__Kutipan yang Ditampilkan__
========

Getah kafur yang didapat dari pohonnya dipanen dengan melubanginya di bagian atas sehingga mengalir getah berliter-liter banyaknya. Bagian bawahnya dapat pula dilubangi akan keluar potongan-potongan kafur. Getah kafur dapat dipanen juga dengan melukai atau menyayat batangnya. Setelah dipanen pohon akan mati dan mengering.
PENJELASAN TENTANG KAFUR DARI FANSURI (ASAL KAFUR FANSURI)
Kafur Fansuri adalah kafur terbaik yang disebut dalam catatan pelayaran berasal dari daerah yang bernama Fansur. Dimana identifikasi Fansur sangat identik dengan kawasan Pantai Barat Sumatera. Identifikasi ini diperkuat dengan temuan artefaktual di Situs Bongal, Tapanuli Tengah, yang berlokasi di Teluk Tapanuli. Istilah Kafur sendiri bukan berasal dari bahasa Arab, hal ini sesuai dengan apa yang dikatakan H.P Reinaud dan G.S Colin yang menyatakan: ”Istilah Kafur adalah sebuah kata yang diarabkan. Istilah yang sama terdapat dalam bahasa Persia dan Turki untuk “Kafur” dan istilah “camphre” dalam bahasa Prancis dipinjam dari bahasa Arab lewat istilah alcanfor dari bahasa daerah Castile.

========

__Tugas yang Diminta__
[1] Ketik ulang bagian teks tentang kafur Fansuri, mulai dari "Getah kafur yang" dan berakhir pada "(ASAL KAFUR FANSURI)".
[2] Menurut teks tentang kafur Fansuri, di situs mana ditemukan artefak yang memperkuat identifikasi Fansur dengan Pantai Barat Sumatera?
[3] Teruskan teks tentang kafur Fansuri mulai dari sesudah kalimat terakhirnya.

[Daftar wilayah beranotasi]

========

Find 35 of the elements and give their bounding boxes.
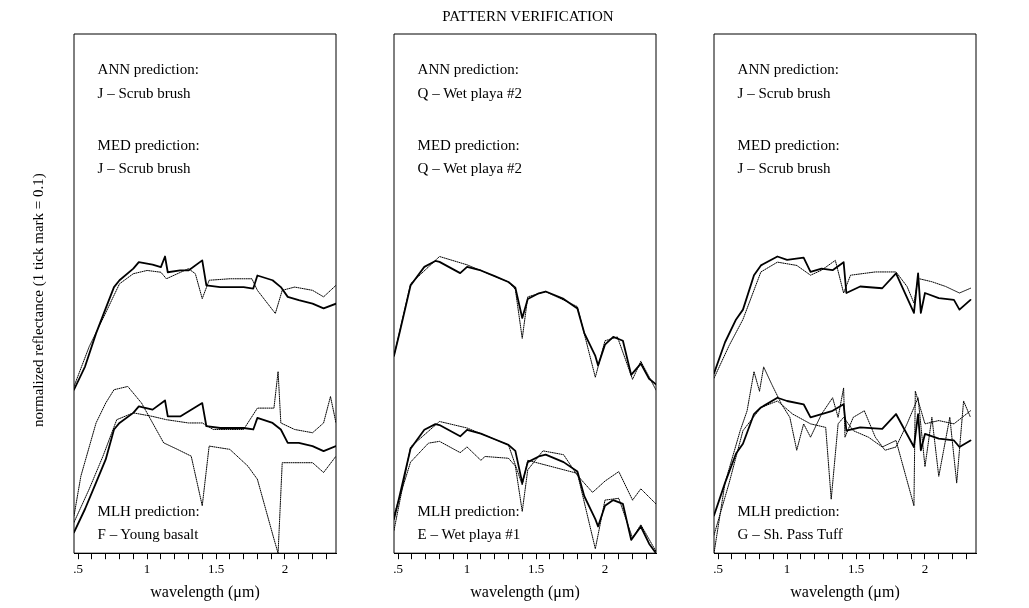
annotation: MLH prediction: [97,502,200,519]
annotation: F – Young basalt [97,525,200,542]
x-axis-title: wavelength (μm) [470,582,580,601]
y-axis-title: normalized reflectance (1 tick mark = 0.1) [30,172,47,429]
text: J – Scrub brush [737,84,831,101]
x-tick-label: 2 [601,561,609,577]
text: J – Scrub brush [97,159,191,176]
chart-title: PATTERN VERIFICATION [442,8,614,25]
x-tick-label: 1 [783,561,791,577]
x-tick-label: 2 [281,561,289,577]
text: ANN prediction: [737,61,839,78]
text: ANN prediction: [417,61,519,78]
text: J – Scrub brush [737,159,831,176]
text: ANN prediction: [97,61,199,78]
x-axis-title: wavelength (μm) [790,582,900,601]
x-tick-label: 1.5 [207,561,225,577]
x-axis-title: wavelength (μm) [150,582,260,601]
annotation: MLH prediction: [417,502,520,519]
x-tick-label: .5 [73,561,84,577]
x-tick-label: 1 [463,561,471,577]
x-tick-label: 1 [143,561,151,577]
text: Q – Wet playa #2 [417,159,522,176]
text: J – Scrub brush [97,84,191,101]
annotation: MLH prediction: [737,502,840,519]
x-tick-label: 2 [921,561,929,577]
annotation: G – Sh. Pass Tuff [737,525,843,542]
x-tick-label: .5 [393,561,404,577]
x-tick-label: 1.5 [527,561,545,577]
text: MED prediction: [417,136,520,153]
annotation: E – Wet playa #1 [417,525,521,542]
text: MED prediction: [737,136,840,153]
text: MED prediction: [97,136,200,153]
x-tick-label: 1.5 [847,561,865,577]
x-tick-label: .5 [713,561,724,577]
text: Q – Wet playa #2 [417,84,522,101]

========

__Jawaban Tiap Tugas__
[1]
Getah kafur yang didapat dari pohonnya dipanen dengan melubanginya di bagian atas sehingga mengalir getah berliter-liter banyaknya. Bagian bawahnya dapat pula dilubangi akan keluar potongan-potongan kafur. Getah kafur dapat dipanen juga dengan melukai atau menyayat batangnya. Setelah dipanen pohon akan mati dan mengering.
PENJELASAN TENTANG KAFUR DARI FANSURI (ASAL KAFUR FANSURI)

[2] Di Situs Bongal, Tapanuli Tengah, yang berlokasi di Teluk Tapanuli.

[3]
Dalam beberapa bahasa yang lebih jauh, terdapat istilah yang hampir serupa, misalnya karpura dalam bahasa Sansekerta dan kapor dalam bahasa Khemr. Selain itu dalam sebuah catatan China Yu yang tsa tsu, tercatat suatu transkripsi dari istilah kapur Barus. Berdasarkan semua alasan ini, maka pakar-pakar etimologi berpendapat bahwa semua istilah ini berasal dari istilah Melayu kapur. Namun perlu diperhatikan pula, bahwa jauh sebelum sumber-sumber diatas, Al-Quran telah mencatat istilah kafur dalam surat Al-Insaan ayat 5 yang berbunyi:
Sesungguhnya orang-orang yang berbuat kebajikan minum dari gelas (berisi minuman) yang campurannya adalah air kafur, yaitu mata air dalam surga yang daripadanya hamba-hamba Allah minum, yang mereka dapat mengalirkannya dengan sebaik-baiknya.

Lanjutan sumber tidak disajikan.